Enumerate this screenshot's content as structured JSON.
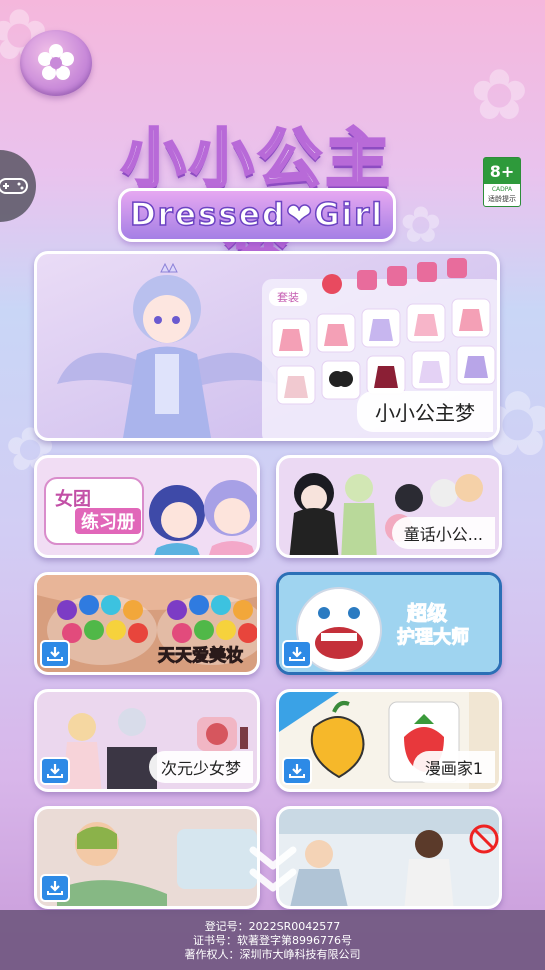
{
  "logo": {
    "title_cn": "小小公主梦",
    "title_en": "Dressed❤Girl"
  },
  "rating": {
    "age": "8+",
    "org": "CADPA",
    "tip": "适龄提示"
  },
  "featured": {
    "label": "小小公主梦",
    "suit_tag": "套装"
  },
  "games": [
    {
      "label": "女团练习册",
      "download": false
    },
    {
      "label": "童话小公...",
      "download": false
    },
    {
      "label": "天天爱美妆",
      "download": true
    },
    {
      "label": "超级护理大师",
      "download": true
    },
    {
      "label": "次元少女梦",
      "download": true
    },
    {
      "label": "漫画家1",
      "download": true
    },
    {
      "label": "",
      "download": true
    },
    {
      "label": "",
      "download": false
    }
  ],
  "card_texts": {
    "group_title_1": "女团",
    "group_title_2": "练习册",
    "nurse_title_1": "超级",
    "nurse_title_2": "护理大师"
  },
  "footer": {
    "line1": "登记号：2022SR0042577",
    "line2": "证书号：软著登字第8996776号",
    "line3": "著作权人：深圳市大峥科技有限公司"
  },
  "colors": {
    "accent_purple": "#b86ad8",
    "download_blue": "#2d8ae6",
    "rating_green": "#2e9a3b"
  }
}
**********
Except for the pictures, reproduce every line exactly.

Enumerate this screenshot's content as structured JSON.
{
  "logo": {
    "title_cn": "小小公主梦",
    "title_en": "Dressed❤Girl"
  },
  "rating": {
    "age": "8+",
    "org": "CADPA",
    "tip": "适龄提示"
  },
  "featured": {
    "label": "小小公主梦",
    "suit_tag": "套装"
  },
  "games": [
    {
      "label": "女团练习册",
      "download": false
    },
    {
      "label": "童话小公...",
      "download": false
    },
    {
      "label": "天天爱美妆",
      "download": true
    },
    {
      "label": "超级护理大师",
      "download": true
    },
    {
      "label": "次元少女梦",
      "download": true
    },
    {
      "label": "漫画家1",
      "download": true
    },
    {
      "label": "",
      "download": true
    },
    {
      "label": "",
      "download": false
    }
  ],
  "card_texts": {
    "group_title_1": "女团",
    "group_title_2": "练习册",
    "nurse_title_1": "超级",
    "nurse_title_2": "护理大师"
  },
  "footer": {
    "line1": "登记号：2022SR0042577",
    "line2": "证书号：软著登字第8996776号",
    "line3": "著作权人：深圳市大峥科技有限公司"
  },
  "colors": {
    "accent_purple": "#b86ad8",
    "download_blue": "#2d8ae6",
    "rating_green": "#2e9a3b"
  }
}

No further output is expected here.